[Begin DATA FOR THIS TASK]
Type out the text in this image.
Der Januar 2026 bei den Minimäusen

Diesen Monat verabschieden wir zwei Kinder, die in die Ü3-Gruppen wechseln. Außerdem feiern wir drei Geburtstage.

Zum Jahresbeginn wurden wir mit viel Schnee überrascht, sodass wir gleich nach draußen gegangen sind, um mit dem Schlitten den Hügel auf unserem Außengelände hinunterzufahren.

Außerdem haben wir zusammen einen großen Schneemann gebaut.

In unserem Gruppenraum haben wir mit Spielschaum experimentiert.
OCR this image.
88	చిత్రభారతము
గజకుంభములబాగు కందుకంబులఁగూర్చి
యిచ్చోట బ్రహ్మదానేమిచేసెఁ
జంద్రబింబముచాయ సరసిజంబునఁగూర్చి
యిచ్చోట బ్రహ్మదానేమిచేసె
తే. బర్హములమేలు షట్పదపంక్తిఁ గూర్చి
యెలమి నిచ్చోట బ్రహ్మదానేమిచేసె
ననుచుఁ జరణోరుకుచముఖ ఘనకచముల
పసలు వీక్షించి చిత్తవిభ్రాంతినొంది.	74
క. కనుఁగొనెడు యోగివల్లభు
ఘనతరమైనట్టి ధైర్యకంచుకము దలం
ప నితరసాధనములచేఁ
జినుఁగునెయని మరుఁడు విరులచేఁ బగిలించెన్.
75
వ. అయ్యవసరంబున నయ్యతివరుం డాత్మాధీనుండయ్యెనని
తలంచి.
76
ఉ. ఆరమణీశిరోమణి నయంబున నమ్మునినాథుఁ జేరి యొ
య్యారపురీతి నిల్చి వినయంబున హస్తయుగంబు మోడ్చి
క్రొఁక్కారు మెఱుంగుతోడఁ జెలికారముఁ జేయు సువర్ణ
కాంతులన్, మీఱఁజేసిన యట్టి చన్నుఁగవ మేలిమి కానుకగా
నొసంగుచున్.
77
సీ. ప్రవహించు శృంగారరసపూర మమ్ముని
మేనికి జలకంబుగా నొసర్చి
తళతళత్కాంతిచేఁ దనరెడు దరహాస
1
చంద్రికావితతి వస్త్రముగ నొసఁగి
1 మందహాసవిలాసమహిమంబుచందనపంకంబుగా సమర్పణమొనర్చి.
[End DATA FOR THIS TASK]
Scan the records above and report how many lines include the word "unserem", without any other text.

2